● **STATED TASK**
Repeat exactly each line of the data provided below.

● **THE DATA**
_ _ _
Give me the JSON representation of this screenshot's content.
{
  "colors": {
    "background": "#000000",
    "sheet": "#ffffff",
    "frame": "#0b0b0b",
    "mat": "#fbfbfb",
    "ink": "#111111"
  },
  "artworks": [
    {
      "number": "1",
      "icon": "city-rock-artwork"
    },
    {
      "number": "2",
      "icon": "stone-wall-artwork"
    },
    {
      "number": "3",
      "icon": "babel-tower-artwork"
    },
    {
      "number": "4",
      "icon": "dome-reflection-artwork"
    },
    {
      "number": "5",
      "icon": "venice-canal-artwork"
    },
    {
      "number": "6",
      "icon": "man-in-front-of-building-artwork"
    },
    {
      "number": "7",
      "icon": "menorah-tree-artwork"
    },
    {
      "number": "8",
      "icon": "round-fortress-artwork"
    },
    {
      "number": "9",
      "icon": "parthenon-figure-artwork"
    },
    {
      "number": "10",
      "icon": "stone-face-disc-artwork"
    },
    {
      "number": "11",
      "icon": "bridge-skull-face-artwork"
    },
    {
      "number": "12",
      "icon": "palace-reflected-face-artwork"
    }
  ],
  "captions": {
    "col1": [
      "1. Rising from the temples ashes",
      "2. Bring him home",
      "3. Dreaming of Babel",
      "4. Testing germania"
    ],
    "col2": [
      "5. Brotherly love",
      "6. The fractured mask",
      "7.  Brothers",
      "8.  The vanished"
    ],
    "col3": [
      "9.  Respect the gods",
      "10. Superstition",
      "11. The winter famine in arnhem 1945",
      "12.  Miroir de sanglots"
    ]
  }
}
_ _ _
● **ANSWER**
Give me the JSON representation of this screenshot's content.
{
  "colors": {
    "background": "#000000",
    "sheet": "#ffffff",
    "frame": "#0b0b0b",
    "mat": "#fbfbfb",
    "ink": "#111111"
  },
  "artworks": [
    {
      "number": "1",
      "icon": "city-rock-artwork"
    },
    {
      "number": "2",
      "icon": "stone-wall-artwork"
    },
    {
      "number": "3",
      "icon": "babel-tower-artwork"
    },
    {
      "number": "4",
      "icon": "dome-reflection-artwork"
    },
    {
      "number": "5",
      "icon": "venice-canal-artwork"
    },
    {
      "number": "6",
      "icon": "man-in-front-of-building-artwork"
    },
    {
      "number": "7",
      "icon": "menorah-tree-artwork"
    },
    {
      "number": "8",
      "icon": "round-fortress-artwork"
    },
    {
      "number": "9",
      "icon": "parthenon-figure-artwork"
    },
    {
      "number": "10",
      "icon": "stone-face-disc-artwork"
    },
    {
      "number": "11",
      "icon": "bridge-skull-face-artwork"
    },
    {
      "number": "12",
      "icon": "palace-reflected-face-artwork"
    }
  ],
  "captions": {
    "col1": [
      "1. Rising from the temples ashes",
      "2. Bring him home",
      "3. Dreaming of Babel",
      "4. Testing germania"
    ],
    "col2": [
      "5. Brotherly love",
      "6. The fractured mask",
      "7.  Brothers",
      "8.  The vanished"
    ],
    "col3": [
      "9.  Respect the gods",
      "10. Superstition",
      "11. The winter famine in arnhem 1945",
      "12.  Miroir de sanglots"
    ]
  }
}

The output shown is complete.